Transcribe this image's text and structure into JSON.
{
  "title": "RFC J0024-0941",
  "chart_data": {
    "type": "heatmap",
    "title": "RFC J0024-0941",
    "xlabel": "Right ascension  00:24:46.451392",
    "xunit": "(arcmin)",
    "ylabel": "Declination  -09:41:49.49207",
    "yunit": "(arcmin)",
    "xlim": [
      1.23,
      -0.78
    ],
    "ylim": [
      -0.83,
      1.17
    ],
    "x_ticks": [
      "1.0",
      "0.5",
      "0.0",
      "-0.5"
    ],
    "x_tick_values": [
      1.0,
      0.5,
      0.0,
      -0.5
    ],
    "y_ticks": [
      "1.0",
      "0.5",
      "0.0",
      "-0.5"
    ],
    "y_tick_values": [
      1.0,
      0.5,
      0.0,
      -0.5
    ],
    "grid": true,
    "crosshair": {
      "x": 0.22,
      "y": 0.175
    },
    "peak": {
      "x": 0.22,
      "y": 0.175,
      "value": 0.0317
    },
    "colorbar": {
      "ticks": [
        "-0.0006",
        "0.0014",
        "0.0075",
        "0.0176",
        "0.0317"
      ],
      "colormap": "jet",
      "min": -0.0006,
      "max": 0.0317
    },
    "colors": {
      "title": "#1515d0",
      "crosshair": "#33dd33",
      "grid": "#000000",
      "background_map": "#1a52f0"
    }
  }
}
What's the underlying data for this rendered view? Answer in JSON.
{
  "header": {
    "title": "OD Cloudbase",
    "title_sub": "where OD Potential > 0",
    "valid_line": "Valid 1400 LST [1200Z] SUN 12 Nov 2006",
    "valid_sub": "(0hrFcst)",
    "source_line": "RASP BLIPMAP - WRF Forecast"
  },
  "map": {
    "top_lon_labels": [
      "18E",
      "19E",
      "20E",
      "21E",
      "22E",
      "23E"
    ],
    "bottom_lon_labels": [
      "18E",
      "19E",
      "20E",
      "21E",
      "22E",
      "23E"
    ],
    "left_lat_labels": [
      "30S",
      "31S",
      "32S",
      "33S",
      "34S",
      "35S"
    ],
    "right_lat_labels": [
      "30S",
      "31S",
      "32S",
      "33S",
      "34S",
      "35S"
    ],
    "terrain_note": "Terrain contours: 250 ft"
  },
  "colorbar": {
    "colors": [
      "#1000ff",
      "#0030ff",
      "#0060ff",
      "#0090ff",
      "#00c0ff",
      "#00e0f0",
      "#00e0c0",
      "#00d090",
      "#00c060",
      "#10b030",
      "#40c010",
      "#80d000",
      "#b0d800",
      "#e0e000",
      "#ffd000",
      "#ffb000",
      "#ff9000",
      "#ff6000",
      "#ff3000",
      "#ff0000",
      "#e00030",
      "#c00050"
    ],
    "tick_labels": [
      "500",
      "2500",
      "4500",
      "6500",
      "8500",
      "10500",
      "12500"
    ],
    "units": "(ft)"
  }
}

┄┄┄┄┄┄┄┄┄┄┄┄┄┄┄┄┄┄┄┄

__WRITTEN EXERCISE__: In the listing above, find the line containing "What's the underlying", then reproduce it and each line after it through the end, exactly and with nothing added.

__RESULT__:
What's the underlying data for this rendered view? Answer in JSON.
{
  "header": {
    "title": "OD Cloudbase",
    "title_sub": "where OD Potential > 0",
    "valid_line": "Valid 1400 LST [1200Z] SUN 12 Nov 2006",
    "valid_sub": "(0hrFcst)",
    "source_line": "RASP BLIPMAP - WRF Forecast"
  },
  "map": {
    "top_lon_labels": [
      "18E",
      "19E",
      "20E",
      "21E",
      "22E",
      "23E"
    ],
    "bottom_lon_labels": [
      "18E",
      "19E",
      "20E",
      "21E",
      "22E",
      "23E"
    ],
    "left_lat_labels": [
      "30S",
      "31S",
      "32S",
      "33S",
      "34S",
      "35S"
    ],
    "right_lat_labels": [
      "30S",
      "31S",
      "32S",
      "33S",
      "34S",
      "35S"
    ],
    "terrain_note": "Terrain contours: 250 ft"
  },
  "colorbar": {
    "colors": [
      "#1000ff",
      "#0030ff",
      "#0060ff",
      "#0090ff",
      "#00c0ff",
      "#00e0f0",
      "#00e0c0",
      "#00d090",
      "#00c060",
      "#10b030",
      "#40c010",
      "#80d000",
      "#b0d800",
      "#e0e000",
      "#ffd000",
      "#ffb000",
      "#ff9000",
      "#ff6000",
      "#ff3000",
      "#ff0000",
      "#e00030",
      "#c00050"
    ],
    "tick_labels": [
      "500",
      "2500",
      "4500",
      "6500",
      "8500",
      "10500",
      "12500"
    ],
    "units": "(ft)"
  }
}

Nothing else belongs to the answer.